# Objective
Please return, unchanged, the lines of the data between the line containing "ctx-mute[interactable]: MuteCtrl+Shift+M [499,355,943,379]" and the line containing "menu-view[interactable]: View [335,7,389,29]", inclusive.

[Image region annotations]

(begin)

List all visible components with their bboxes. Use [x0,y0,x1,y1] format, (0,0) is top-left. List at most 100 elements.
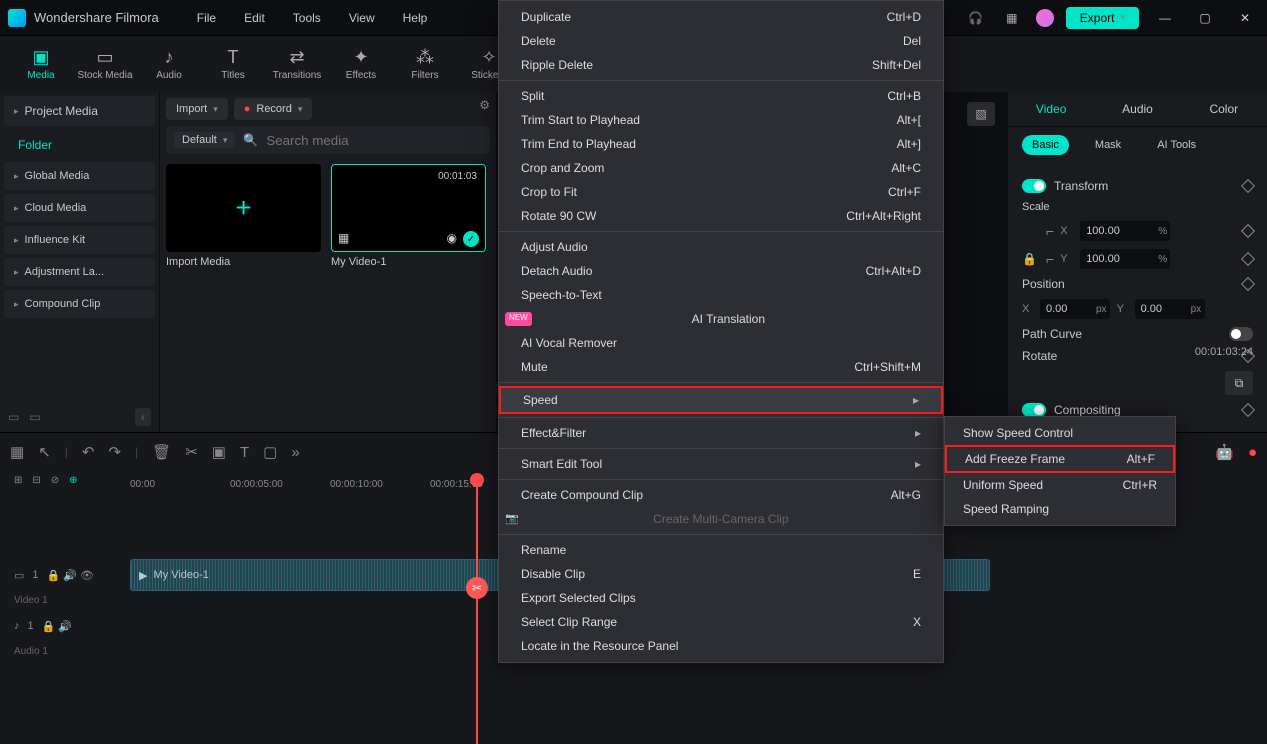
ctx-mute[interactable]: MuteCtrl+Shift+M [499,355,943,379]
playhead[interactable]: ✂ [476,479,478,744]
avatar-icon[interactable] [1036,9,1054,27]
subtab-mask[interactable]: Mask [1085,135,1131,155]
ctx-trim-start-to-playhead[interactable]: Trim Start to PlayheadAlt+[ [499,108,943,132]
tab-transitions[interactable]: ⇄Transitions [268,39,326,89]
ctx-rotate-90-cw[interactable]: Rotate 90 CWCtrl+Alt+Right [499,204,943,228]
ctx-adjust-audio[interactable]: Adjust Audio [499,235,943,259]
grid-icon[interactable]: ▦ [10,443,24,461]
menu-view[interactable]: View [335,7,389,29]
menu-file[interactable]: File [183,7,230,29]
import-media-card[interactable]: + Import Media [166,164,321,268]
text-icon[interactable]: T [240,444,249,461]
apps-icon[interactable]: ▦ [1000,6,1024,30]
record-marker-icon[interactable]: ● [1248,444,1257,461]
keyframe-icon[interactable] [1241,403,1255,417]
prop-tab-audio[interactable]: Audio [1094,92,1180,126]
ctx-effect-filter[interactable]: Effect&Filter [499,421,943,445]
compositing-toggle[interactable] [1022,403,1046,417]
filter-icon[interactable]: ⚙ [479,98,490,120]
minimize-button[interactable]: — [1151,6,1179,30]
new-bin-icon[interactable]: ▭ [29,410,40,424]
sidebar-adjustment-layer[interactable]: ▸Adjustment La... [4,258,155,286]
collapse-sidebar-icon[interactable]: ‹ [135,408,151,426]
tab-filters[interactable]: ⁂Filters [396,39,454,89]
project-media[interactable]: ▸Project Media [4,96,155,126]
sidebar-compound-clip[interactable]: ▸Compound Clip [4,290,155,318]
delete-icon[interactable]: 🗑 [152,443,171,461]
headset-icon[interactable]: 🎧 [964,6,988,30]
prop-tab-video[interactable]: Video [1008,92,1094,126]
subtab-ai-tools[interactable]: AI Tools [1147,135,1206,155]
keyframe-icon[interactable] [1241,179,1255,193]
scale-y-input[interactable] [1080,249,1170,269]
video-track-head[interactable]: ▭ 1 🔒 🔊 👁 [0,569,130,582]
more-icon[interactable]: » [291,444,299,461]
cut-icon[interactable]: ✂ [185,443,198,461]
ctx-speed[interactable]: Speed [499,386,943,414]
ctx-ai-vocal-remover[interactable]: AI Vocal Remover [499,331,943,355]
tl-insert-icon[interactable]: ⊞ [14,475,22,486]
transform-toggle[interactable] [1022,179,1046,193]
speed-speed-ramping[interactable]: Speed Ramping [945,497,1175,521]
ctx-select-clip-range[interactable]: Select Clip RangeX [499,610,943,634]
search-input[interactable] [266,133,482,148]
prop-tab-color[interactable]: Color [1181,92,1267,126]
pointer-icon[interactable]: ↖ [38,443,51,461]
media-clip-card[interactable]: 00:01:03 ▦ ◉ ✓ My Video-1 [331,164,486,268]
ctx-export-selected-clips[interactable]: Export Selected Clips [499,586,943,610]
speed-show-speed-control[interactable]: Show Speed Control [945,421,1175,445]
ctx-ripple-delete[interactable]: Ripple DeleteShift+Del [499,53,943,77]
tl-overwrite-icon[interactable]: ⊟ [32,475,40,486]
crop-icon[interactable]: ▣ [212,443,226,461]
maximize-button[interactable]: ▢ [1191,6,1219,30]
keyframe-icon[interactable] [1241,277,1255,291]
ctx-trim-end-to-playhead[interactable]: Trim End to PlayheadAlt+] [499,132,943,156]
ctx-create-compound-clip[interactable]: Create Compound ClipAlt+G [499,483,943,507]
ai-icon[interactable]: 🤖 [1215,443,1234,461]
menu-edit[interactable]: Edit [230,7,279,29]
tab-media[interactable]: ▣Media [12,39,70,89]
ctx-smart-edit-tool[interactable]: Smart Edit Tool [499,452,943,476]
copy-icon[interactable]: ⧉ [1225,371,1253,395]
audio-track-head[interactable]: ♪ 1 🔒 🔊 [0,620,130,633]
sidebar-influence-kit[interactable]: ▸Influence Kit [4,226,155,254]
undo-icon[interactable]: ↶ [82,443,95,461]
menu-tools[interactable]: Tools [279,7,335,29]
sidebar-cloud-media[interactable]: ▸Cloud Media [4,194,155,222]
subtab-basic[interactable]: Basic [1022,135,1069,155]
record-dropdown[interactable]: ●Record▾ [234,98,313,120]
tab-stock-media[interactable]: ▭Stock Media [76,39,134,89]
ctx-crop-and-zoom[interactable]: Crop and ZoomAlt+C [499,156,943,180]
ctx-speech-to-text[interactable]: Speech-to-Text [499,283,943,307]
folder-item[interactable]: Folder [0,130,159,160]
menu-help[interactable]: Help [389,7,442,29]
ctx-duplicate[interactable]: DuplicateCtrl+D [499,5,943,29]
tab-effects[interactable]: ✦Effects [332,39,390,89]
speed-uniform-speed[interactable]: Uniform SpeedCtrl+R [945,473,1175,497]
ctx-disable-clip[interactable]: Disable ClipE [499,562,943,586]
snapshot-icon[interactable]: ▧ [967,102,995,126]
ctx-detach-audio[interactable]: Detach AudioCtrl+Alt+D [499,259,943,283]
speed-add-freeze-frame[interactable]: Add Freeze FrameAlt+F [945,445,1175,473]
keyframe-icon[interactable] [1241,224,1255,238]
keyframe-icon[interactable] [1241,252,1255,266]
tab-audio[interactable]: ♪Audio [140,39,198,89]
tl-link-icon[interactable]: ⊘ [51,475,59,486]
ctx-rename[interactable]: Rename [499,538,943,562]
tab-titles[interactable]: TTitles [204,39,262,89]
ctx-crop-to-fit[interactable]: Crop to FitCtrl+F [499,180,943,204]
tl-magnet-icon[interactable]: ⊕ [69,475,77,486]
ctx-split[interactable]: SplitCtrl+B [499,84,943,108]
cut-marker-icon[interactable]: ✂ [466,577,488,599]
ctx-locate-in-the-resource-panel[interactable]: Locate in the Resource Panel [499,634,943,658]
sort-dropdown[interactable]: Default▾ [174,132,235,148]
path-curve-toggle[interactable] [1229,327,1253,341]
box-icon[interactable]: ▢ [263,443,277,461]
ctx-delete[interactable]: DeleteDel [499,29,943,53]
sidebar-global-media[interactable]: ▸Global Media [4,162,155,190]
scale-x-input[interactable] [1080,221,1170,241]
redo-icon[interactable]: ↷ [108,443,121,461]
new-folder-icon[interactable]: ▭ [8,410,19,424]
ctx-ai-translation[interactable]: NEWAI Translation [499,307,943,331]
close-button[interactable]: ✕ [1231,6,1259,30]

(end)

# Solution to the exercise
ctx-mute[interactable]: MuteCtrl+Shift+M [499,355,943,379]
playhead[interactable]: ✂ [476,479,478,744]
avatar-icon[interactable] [1036,9,1054,27]
subtab-mask[interactable]: Mask [1085,135,1131,155]
ctx-trim-start-to-playhead[interactable]: Trim Start to PlayheadAlt+[ [499,108,943,132]
tab-transitions[interactable]: ⇄Transitions [268,39,326,89]
ctx-rotate-90-cw[interactable]: Rotate 90 CWCtrl+Alt+Right [499,204,943,228]
ctx-adjust-audio[interactable]: Adjust Audio [499,235,943,259]
grid-icon[interactable]: ▦ [10,443,24,461]
menu-view[interactable]: View [335,7,389,29]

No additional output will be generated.